**WHAT IS NEEDED**
Please write out the complete listing that follows, exactly as it reads.

--- start of INPUT MATERIAL ---

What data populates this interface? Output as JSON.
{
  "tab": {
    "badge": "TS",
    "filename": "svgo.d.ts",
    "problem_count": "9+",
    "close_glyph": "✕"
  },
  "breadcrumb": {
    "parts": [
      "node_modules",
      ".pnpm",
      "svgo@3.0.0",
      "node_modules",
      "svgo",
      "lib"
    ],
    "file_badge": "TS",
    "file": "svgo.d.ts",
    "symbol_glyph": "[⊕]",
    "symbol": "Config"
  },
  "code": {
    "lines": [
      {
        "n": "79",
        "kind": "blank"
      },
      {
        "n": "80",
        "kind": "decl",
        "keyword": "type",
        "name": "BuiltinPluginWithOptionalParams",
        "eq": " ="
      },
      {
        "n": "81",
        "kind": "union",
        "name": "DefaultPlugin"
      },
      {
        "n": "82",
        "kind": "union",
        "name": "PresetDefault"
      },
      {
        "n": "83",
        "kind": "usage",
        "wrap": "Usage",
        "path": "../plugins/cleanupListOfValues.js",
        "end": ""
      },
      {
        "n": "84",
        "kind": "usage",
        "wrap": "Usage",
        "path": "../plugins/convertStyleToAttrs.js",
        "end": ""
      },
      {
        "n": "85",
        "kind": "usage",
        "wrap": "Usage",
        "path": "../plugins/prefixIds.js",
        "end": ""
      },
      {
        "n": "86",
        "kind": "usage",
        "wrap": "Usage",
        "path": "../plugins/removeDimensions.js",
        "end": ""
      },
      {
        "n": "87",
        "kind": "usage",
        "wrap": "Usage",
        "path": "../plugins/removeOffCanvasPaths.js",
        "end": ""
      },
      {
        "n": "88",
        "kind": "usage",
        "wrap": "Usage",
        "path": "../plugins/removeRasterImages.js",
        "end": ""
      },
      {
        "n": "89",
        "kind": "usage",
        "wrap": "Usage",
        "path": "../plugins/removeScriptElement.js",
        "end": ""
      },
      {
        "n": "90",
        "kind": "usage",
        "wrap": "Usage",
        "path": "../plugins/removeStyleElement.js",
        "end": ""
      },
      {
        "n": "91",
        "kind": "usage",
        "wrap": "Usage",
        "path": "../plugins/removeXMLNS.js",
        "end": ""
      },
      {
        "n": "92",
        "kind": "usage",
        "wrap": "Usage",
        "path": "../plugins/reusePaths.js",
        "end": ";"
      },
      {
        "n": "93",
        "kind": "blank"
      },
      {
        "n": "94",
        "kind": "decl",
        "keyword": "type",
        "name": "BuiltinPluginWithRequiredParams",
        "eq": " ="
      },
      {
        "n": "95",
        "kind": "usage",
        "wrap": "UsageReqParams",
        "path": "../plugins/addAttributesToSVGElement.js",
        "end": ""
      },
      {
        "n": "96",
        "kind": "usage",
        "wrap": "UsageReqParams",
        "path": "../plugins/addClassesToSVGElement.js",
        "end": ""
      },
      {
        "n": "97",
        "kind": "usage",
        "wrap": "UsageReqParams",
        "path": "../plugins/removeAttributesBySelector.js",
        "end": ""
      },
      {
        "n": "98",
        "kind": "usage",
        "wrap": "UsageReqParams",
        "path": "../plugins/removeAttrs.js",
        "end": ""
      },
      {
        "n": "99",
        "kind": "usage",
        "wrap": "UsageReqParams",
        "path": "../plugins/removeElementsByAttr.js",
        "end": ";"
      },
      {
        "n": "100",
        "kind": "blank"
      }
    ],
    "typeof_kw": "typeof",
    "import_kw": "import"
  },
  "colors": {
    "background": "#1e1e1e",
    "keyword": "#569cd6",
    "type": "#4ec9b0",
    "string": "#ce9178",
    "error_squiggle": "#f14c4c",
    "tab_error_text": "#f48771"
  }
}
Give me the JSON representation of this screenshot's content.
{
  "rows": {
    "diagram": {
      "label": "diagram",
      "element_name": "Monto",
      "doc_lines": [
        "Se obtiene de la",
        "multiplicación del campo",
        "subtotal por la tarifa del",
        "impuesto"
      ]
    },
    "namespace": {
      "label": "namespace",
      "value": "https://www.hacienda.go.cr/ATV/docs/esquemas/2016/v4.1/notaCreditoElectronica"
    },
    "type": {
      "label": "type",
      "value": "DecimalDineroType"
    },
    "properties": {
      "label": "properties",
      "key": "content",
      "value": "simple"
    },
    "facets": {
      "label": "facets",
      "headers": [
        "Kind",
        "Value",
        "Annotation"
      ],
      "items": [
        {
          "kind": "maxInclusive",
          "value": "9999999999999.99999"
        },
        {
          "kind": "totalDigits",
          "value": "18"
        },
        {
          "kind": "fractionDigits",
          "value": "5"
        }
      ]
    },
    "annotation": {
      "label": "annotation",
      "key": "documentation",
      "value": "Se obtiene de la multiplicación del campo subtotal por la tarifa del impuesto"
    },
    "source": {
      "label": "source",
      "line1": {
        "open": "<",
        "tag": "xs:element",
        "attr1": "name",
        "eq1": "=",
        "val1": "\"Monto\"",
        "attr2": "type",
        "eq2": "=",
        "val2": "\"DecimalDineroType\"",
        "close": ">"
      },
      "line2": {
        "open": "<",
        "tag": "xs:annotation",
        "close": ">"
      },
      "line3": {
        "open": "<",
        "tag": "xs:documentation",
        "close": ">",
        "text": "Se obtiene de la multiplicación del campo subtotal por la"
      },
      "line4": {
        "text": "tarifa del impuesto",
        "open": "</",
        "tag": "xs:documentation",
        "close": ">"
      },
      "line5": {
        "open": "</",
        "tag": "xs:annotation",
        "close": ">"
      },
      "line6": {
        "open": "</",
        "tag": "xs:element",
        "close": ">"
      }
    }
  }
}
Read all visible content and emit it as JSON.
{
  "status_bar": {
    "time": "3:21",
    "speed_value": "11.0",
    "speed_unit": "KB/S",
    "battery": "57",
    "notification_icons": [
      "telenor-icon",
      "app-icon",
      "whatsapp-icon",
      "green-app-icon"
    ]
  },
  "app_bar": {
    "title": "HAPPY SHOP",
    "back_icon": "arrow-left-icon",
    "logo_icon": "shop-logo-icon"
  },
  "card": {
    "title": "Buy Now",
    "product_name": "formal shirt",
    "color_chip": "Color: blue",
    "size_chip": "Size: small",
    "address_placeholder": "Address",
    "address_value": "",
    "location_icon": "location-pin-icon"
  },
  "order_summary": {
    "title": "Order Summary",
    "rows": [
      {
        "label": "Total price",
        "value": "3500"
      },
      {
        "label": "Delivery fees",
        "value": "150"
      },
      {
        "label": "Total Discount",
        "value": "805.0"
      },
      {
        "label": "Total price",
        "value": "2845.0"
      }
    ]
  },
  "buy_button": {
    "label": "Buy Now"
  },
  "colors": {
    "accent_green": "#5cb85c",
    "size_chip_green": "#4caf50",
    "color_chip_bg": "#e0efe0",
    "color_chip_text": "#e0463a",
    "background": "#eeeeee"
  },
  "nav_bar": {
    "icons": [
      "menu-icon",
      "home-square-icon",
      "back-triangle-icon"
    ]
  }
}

--- end of INPUT MATERIAL ---

**FINAL RESULT**
What data populates this interface? Output as JSON.
{
  "tab": {
    "badge": "TS",
    "filename": "svgo.d.ts",
    "problem_count": "9+",
    "close_glyph": "✕"
  },
  "breadcrumb": {
    "parts": [
      "node_modules",
      ".pnpm",
      "svgo@3.0.0",
      "node_modules",
      "svgo",
      "lib"
    ],
    "file_badge": "TS",
    "file": "svgo.d.ts",
    "symbol_glyph": "[⊕]",
    "symbol": "Config"
  },
  "code": {
    "lines": [
      {
        "n": "79",
        "kind": "blank"
      },
      {
        "n": "80",
        "kind": "decl",
        "keyword": "type",
        "name": "BuiltinPluginWithOptionalParams",
        "eq": " ="
      },
      {
        "n": "81",
        "kind": "union",
        "name": "DefaultPlugin"
      },
      {
        "n": "82",
        "kind": "union",
        "name": "PresetDefault"
      },
      {
        "n": "83",
        "kind": "usage",
        "wrap": "Usage",
        "path": "../plugins/cleanupListOfValues.js",
        "end": ""
      },
      {
        "n": "84",
        "kind": "usage",
        "wrap": "Usage",
        "path": "../plugins/convertStyleToAttrs.js",
        "end": ""
      },
      {
        "n": "85",
        "kind": "usage",
        "wrap": "Usage",
        "path": "../plugins/prefixIds.js",
        "end": ""
      },
      {
        "n": "86",
        "kind": "usage",
        "wrap": "Usage",
        "path": "../plugins/removeDimensions.js",
        "end": ""
      },
      {
        "n": "87",
        "kind": "usage",
        "wrap": "Usage",
        "path": "../plugins/removeOffCanvasPaths.js",
        "end": ""
      },
      {
        "n": "88",
        "kind": "usage",
        "wrap": "Usage",
        "path": "../plugins/removeRasterImages.js",
        "end": ""
      },
      {
        "n": "89",
        "kind": "usage",
        "wrap": "Usage",
        "path": "../plugins/removeScriptElement.js",
        "end": ""
      },
      {
        "n": "90",
        "kind": "usage",
        "wrap": "Usage",
        "path": "../plugins/removeStyleElement.js",
        "end": ""
      },
      {
        "n": "91",
        "kind": "usage",
        "wrap": "Usage",
        "path": "../plugins/removeXMLNS.js",
        "end": ""
      },
      {
        "n": "92",
        "kind": "usage",
        "wrap": "Usage",
        "path": "../plugins/reusePaths.js",
        "end": ";"
      },
      {
        "n": "93",
        "kind": "blank"
      },
      {
        "n": "94",
        "kind": "decl",
        "keyword": "type",
        "name": "BuiltinPluginWithRequiredParams",
        "eq": " ="
      },
      {
        "n": "95",
        "kind": "usage",
        "wrap": "UsageReqParams",
        "path": "../plugins/addAttributesToSVGElement.js",
        "end": ""
      },
      {
        "n": "96",
        "kind": "usage",
        "wrap": "UsageReqParams",
        "path": "../plugins/addClassesToSVGElement.js",
        "end": ""
      },
      {
        "n": "97",
        "kind": "usage",
        "wrap": "UsageReqParams",
        "path": "../plugins/removeAttributesBySelector.js",
        "end": ""
      },
      {
        "n": "98",
        "kind": "usage",
        "wrap": "UsageReqParams",
        "path": "../plugins/removeAttrs.js",
        "end": ""
      },
      {
        "n": "99",
        "kind": "usage",
        "wrap": "UsageReqParams",
        "path": "../plugins/removeElementsByAttr.js",
        "end": ";"
      },
      {
        "n": "100",
        "kind": "blank"
      }
    ],
    "typeof_kw": "typeof",
    "import_kw": "import"
  },
  "colors": {
    "background": "#1e1e1e",
    "keyword": "#569cd6",
    "type": "#4ec9b0",
    "string": "#ce9178",
    "error_squiggle": "#f14c4c",
    "tab_error_text": "#f48771"
  }
}
Give me the JSON representation of this screenshot's content.
{
  "rows": {
    "diagram": {
      "label": "diagram",
      "element_name": "Monto",
      "doc_lines": [
        "Se obtiene de la",
        "multiplicación del campo",
        "subtotal por la tarifa del",
        "impuesto"
      ]
    },
    "namespace": {
      "label": "namespace",
      "value": "https://www.hacienda.go.cr/ATV/docs/esquemas/2016/v4.1/notaCreditoElectronica"
    },
    "type": {
      "label": "type",
      "value": "DecimalDineroType"
    },
    "properties": {
      "label": "properties",
      "key": "content",
      "value": "simple"
    },
    "facets": {
      "label": "facets",
      "headers": [
        "Kind",
        "Value",
        "Annotation"
      ],
      "items": [
        {
          "kind": "maxInclusive",
          "value": "9999999999999.99999"
        },
        {
          "kind": "totalDigits",
          "value": "18"
        },
        {
          "kind": "fractionDigits",
          "value": "5"
        }
      ]
    },
    "annotation": {
      "label": "annotation",
      "key": "documentation",
      "value": "Se obtiene de la multiplicación del campo subtotal por la tarifa del impuesto"
    },
    "source": {
      "label": "source",
      "line1": {
        "open": "<",
        "tag": "xs:element",
        "attr1": "name",
        "eq1": "=",
        "val1": "\"Monto\"",
        "attr2": "type",
        "eq2": "=",
        "val2": "\"DecimalDineroType\"",
        "close": ">"
      },
      "line2": {
        "open": "<",
        "tag": "xs:annotation",
        "close": ">"
      },
      "line3": {
        "open": "<",
        "tag": "xs:documentation",
        "close": ">",
        "text": "Se obtiene de la multiplicación del campo subtotal por la"
      },
      "line4": {
        "text": "tarifa del impuesto",
        "open": "</",
        "tag": "xs:documentation",
        "close": ">"
      },
      "line5": {
        "open": "</",
        "tag": "xs:annotation",
        "close": ">"
      },
      "line6": {
        "open": "</",
        "tag": "xs:element",
        "close": ">"
      }
    }
  }
}
Read all visible content and emit it as JSON.
{
  "status_bar": {
    "time": "3:21",
    "speed_value": "11.0",
    "speed_unit": "KB/S",
    "battery": "57",
    "notification_icons": [
      "telenor-icon",
      "app-icon",
      "whatsapp-icon",
      "green-app-icon"
    ]
  },
  "app_bar": {
    "title": "HAPPY SHOP",
    "back_icon": "arrow-left-icon",
    "logo_icon": "shop-logo-icon"
  },
  "card": {
    "title": "Buy Now",
    "product_name": "formal shirt",
    "color_chip": "Color: blue",
    "size_chip": "Size: small",
    "address_placeholder": "Address",
    "address_value": "",
    "location_icon": "location-pin-icon"
  },
  "order_summary": {
    "title": "Order Summary",
    "rows": [
      {
        "label": "Total price",
        "value": "3500"
      },
      {
        "label": "Delivery fees",
        "value": "150"
      },
      {
        "label": "Total Discount",
        "value": "805.0"
      },
      {
        "label": "Total price",
        "value": "2845.0"
      }
    ]
  },
  "buy_button": {
    "label": "Buy Now"
  },
  "colors": {
    "accent_green": "#5cb85c",
    "size_chip_green": "#4caf50",
    "color_chip_bg": "#e0efe0",
    "color_chip_text": "#e0463a",
    "background": "#eeeeee"
  },
  "nav_bar": {
    "icons": [
      "menu-icon",
      "home-square-icon",
      "back-triangle-icon"
    ]
  }
}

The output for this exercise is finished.